### WHAT TO WORK ON
Gather all lines containing the string "subtitle" and copy them out.

----

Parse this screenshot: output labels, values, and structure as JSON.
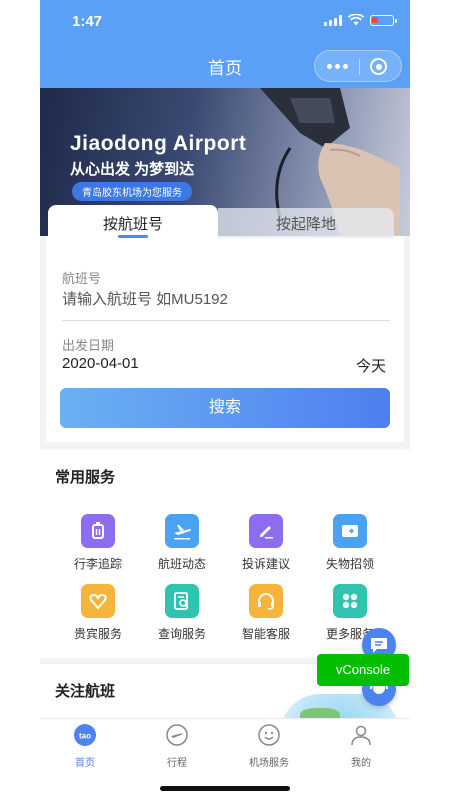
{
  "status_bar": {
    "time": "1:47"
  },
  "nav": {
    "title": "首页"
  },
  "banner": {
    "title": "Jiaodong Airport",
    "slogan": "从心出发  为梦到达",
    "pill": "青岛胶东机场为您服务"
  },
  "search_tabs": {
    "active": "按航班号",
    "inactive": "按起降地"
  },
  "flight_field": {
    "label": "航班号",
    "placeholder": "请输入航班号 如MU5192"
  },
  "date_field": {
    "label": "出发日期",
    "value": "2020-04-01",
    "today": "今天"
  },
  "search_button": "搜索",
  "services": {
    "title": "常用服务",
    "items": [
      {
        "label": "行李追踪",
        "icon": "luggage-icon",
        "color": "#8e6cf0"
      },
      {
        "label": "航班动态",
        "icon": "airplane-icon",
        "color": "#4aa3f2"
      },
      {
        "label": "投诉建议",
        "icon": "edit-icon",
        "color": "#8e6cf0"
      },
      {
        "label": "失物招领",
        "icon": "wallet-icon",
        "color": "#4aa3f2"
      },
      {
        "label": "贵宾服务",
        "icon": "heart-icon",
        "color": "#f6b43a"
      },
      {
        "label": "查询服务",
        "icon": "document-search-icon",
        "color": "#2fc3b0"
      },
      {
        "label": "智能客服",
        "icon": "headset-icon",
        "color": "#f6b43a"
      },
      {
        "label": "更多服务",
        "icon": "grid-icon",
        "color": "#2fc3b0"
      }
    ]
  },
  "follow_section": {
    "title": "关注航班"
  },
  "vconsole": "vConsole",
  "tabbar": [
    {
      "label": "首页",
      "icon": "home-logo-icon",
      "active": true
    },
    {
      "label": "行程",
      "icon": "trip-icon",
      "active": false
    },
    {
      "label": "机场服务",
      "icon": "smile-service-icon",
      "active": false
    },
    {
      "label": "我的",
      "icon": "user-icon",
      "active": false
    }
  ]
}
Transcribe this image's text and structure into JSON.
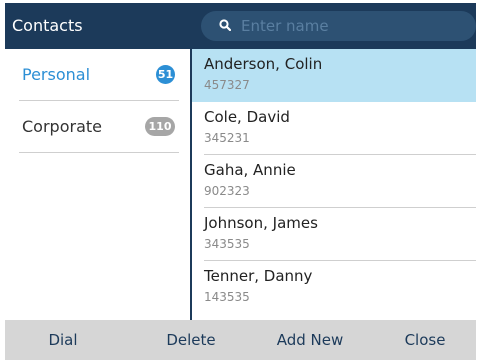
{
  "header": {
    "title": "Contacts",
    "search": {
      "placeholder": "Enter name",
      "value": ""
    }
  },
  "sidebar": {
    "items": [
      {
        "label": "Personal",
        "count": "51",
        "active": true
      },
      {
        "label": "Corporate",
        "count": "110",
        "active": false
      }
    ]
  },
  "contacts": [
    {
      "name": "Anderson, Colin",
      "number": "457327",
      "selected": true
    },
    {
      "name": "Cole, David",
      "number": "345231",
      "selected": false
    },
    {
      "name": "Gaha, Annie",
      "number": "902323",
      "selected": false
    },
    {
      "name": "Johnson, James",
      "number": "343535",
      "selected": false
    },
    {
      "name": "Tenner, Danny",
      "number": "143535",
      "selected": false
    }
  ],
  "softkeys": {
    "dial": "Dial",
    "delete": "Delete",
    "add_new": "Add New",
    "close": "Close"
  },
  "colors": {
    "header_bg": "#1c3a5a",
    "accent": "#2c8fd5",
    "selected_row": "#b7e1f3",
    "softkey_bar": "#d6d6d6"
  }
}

----

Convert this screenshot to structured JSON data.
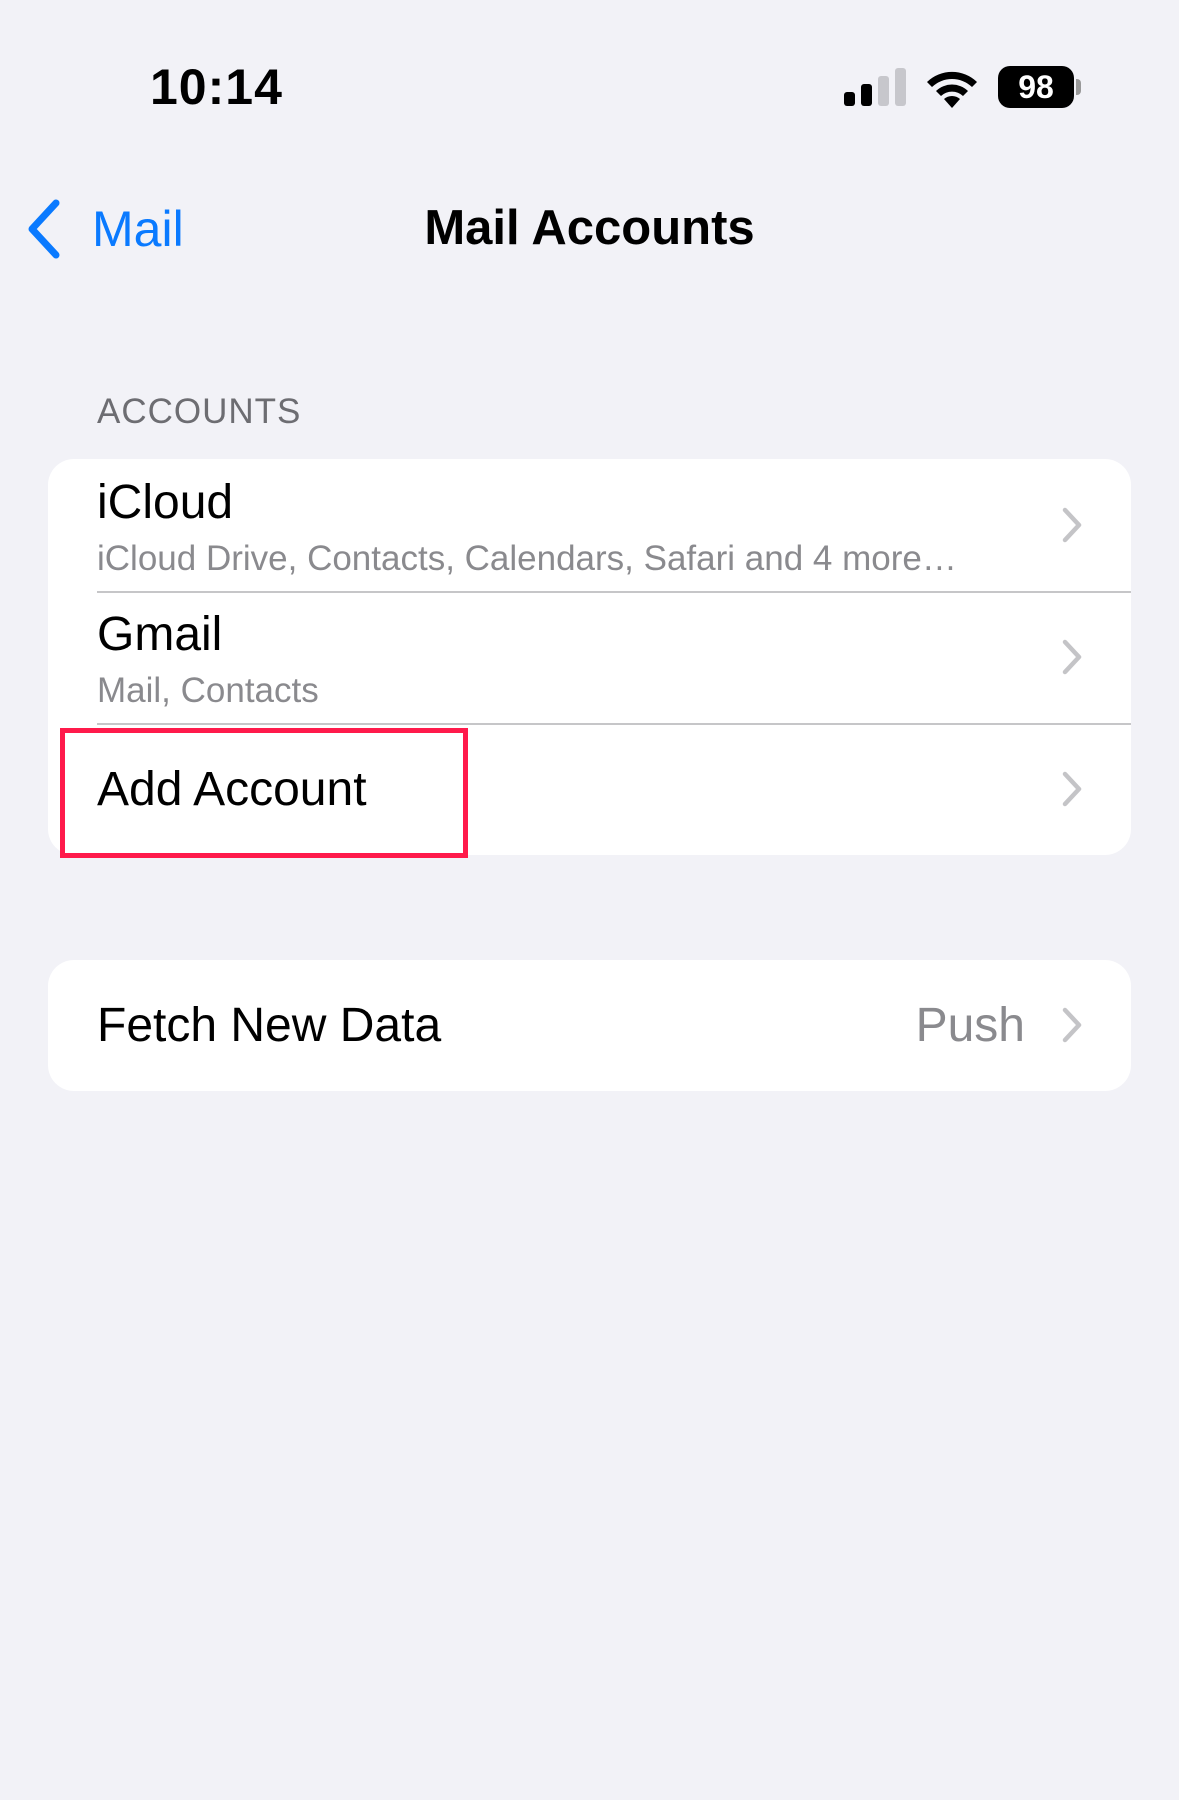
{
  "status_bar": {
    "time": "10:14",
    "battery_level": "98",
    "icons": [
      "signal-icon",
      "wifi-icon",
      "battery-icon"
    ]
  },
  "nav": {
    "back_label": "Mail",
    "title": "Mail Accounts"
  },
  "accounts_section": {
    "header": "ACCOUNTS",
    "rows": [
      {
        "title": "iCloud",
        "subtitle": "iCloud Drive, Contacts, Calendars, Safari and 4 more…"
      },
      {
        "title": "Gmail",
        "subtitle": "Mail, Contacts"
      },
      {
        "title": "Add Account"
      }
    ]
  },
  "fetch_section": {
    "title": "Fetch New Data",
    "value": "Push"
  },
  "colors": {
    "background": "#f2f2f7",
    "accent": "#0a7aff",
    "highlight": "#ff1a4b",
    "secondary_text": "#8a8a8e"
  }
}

----

### CORRECT RESPONSE
        "subtitle": "iCloud Drive, Contacts, Calendars, Safari and 4 more…"
        "subtitle": "Mail, Contacts"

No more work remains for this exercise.